- Problem requirements -
Going through the material below, please gather all lines with the word "interest" in them.

- Material to process -
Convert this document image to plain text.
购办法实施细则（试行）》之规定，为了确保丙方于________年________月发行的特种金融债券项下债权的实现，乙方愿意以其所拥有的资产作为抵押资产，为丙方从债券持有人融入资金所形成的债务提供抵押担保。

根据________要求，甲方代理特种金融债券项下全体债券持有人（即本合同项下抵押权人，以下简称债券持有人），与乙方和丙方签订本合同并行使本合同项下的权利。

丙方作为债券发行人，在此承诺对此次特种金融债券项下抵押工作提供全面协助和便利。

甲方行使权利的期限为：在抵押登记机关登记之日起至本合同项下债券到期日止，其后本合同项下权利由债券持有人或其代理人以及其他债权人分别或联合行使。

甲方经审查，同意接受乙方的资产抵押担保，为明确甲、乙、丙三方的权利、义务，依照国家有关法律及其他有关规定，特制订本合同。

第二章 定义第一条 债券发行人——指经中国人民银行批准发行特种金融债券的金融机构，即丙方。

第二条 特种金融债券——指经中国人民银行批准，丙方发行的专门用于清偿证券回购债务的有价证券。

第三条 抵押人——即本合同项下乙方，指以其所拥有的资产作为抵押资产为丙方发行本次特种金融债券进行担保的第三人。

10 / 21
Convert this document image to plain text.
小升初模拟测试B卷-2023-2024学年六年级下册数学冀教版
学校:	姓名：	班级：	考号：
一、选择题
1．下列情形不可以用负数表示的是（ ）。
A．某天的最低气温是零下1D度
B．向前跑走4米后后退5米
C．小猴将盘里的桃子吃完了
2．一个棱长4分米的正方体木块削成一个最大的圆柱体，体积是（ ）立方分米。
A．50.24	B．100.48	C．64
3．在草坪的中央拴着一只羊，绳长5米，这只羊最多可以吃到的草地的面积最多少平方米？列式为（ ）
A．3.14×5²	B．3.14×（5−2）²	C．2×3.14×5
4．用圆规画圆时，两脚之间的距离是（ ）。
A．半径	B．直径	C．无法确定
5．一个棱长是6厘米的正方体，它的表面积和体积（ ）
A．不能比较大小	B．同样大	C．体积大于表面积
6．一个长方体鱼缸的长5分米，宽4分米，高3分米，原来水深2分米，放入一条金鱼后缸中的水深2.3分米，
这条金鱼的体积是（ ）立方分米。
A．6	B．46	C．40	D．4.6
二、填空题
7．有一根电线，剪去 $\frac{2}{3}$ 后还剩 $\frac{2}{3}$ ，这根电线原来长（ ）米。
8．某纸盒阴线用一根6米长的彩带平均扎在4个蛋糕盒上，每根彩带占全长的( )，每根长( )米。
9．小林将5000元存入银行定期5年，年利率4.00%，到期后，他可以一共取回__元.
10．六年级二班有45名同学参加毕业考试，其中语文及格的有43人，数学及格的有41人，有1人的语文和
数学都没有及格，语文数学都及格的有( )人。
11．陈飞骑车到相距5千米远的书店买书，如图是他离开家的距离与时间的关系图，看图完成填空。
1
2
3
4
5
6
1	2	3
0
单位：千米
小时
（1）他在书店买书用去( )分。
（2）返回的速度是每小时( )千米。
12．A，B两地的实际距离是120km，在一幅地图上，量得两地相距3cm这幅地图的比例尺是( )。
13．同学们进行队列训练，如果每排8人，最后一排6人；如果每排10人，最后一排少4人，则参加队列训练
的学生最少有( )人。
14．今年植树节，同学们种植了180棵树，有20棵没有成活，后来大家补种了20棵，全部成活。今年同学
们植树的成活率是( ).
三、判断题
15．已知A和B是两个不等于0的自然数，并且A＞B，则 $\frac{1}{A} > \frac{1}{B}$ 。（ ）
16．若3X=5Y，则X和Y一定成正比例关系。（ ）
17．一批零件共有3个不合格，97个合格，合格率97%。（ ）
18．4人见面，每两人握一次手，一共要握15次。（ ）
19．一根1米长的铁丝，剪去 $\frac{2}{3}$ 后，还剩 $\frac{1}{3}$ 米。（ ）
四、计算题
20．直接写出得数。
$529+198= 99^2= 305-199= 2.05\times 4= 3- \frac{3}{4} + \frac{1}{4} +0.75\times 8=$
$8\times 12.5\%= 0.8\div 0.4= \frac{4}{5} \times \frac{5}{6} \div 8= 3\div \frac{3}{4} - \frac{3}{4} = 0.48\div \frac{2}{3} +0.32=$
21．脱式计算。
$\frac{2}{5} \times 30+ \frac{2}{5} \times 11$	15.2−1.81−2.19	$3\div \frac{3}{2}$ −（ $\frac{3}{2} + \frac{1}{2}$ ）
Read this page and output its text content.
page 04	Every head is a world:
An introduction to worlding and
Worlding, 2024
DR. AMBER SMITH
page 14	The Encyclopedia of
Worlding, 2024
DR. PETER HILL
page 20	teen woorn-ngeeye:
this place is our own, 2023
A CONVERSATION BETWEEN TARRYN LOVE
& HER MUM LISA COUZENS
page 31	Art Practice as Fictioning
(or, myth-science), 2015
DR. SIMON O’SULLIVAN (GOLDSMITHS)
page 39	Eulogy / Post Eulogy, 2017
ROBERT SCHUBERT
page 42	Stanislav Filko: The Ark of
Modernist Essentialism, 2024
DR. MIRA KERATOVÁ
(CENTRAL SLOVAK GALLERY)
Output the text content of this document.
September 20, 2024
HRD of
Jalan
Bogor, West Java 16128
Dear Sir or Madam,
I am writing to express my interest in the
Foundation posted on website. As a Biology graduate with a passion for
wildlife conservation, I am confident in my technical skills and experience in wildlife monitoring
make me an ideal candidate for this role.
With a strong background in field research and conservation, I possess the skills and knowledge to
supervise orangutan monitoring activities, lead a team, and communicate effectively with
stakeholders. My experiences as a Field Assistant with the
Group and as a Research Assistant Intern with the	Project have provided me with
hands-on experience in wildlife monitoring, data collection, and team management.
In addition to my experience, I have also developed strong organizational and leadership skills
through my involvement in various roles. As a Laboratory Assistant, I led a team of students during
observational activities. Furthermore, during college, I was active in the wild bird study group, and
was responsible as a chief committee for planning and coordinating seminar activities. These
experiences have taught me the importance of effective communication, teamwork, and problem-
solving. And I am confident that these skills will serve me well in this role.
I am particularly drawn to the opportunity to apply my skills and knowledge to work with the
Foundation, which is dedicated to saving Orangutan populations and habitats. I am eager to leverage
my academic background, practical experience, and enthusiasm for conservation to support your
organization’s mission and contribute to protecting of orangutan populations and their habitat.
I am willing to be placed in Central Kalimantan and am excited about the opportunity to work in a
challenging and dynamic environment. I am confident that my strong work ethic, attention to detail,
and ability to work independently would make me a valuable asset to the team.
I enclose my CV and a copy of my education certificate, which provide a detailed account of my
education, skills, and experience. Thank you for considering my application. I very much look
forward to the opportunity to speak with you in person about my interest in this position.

- Solution to this exercise -
I am writing to express my interest in the
forward to the opportunity to speak with you in person about my interest in this position.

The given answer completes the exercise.